# Data excerpts
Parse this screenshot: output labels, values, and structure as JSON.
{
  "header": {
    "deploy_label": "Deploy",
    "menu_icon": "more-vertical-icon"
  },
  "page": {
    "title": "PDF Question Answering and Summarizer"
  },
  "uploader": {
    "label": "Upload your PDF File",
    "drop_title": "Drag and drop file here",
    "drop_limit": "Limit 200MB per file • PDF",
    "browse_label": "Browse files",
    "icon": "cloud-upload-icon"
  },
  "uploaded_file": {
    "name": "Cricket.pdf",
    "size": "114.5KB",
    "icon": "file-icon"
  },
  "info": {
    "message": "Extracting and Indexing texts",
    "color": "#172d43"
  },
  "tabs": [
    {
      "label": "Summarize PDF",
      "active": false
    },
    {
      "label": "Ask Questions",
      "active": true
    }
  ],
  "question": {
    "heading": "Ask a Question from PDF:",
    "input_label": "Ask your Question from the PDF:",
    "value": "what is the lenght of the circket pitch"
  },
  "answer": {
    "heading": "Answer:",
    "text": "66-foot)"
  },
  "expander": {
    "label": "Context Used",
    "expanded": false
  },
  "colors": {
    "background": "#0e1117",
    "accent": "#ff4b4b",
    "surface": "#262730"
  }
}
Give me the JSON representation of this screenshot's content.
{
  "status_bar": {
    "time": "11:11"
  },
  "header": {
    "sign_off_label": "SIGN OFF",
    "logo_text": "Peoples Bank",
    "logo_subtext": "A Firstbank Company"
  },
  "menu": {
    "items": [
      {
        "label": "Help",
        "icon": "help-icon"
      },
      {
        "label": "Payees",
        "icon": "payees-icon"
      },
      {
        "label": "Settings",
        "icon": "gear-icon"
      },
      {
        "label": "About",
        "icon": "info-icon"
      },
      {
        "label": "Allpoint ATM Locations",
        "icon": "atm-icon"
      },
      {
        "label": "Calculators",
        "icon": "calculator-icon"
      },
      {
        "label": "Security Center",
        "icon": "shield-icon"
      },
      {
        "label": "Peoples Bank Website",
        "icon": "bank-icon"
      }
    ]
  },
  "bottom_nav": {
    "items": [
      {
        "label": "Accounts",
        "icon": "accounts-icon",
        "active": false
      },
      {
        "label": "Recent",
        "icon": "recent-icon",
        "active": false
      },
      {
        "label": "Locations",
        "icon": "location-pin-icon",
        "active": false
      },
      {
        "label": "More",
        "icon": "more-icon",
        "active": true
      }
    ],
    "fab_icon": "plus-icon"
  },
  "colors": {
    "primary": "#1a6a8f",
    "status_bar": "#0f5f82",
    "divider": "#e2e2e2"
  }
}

# What is asked
Each line in the entries above that includes the string "this" should be extracted.

# Worked solution
Parse this screenshot: output labels, values, and structure as JSON.
Give me the JSON representation of this screenshot's content.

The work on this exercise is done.